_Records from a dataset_
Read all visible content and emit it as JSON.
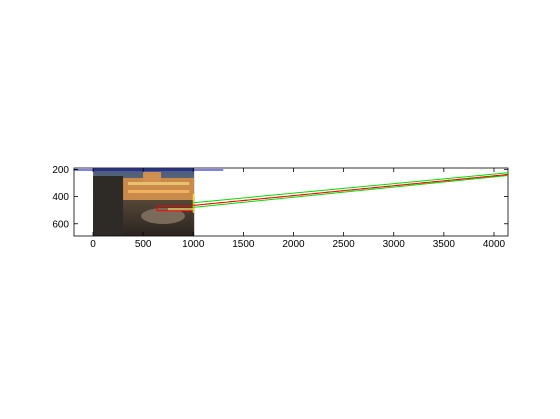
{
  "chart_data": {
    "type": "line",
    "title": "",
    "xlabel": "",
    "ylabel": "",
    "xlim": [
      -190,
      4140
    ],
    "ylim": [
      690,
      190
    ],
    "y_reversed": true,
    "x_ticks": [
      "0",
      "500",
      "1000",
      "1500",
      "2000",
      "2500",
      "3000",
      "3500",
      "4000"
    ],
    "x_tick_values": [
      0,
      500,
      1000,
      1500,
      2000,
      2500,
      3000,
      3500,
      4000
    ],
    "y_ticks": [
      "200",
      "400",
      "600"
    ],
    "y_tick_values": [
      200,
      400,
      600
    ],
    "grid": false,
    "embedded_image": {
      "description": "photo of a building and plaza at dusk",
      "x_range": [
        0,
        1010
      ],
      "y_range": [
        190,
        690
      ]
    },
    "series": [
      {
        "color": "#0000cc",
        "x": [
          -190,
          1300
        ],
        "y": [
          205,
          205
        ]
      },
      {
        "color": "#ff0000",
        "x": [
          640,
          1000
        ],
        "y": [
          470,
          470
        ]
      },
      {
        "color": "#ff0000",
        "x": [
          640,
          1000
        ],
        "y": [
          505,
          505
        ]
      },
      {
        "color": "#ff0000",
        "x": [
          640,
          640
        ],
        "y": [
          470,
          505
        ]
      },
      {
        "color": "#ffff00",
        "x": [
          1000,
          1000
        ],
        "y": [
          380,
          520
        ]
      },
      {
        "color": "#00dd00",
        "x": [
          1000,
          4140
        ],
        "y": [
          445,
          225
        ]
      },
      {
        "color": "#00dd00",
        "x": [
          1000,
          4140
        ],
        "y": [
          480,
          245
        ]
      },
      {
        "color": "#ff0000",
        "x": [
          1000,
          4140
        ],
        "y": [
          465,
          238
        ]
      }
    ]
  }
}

_WHAT YOU ARE ASKED TO DO_
Output the material word for word, omitting its pictures.

_ANSWER IN FULL_
Read all visible content and emit it as JSON.
{
  "chart_data": {
    "type": "line",
    "title": "",
    "xlabel": "",
    "ylabel": "",
    "xlim": [
      -190,
      4140
    ],
    "ylim": [
      690,
      190
    ],
    "y_reversed": true,
    "x_ticks": [
      "0",
      "500",
      "1000",
      "1500",
      "2000",
      "2500",
      "3000",
      "3500",
      "4000"
    ],
    "x_tick_values": [
      0,
      500,
      1000,
      1500,
      2000,
      2500,
      3000,
      3500,
      4000
    ],
    "y_ticks": [
      "200",
      "400",
      "600"
    ],
    "y_tick_values": [
      200,
      400,
      600
    ],
    "grid": false,
    "embedded_image": {
      "description": "photo of a building and plaza at dusk",
      "x_range": [
        0,
        1010
      ],
      "y_range": [
        190,
        690
      ]
    },
    "series": [
      {
        "color": "#0000cc",
        "x": [
          -190,
          1300
        ],
        "y": [
          205,
          205
        ]
      },
      {
        "color": "#ff0000",
        "x": [
          640,
          1000
        ],
        "y": [
          470,
          470
        ]
      },
      {
        "color": "#ff0000",
        "x": [
          640,
          1000
        ],
        "y": [
          505,
          505
        ]
      },
      {
        "color": "#ff0000",
        "x": [
          640,
          640
        ],
        "y": [
          470,
          505
        ]
      },
      {
        "color": "#ffff00",
        "x": [
          1000,
          1000
        ],
        "y": [
          380,
          520
        ]
      },
      {
        "color": "#00dd00",
        "x": [
          1000,
          4140
        ],
        "y": [
          445,
          225
        ]
      },
      {
        "color": "#00dd00",
        "x": [
          1000,
          4140
        ],
        "y": [
          480,
          245
        ]
      },
      {
        "color": "#ff0000",
        "x": [
          1000,
          4140
        ],
        "y": [
          465,
          238
        ]
      }
    ]
  }
}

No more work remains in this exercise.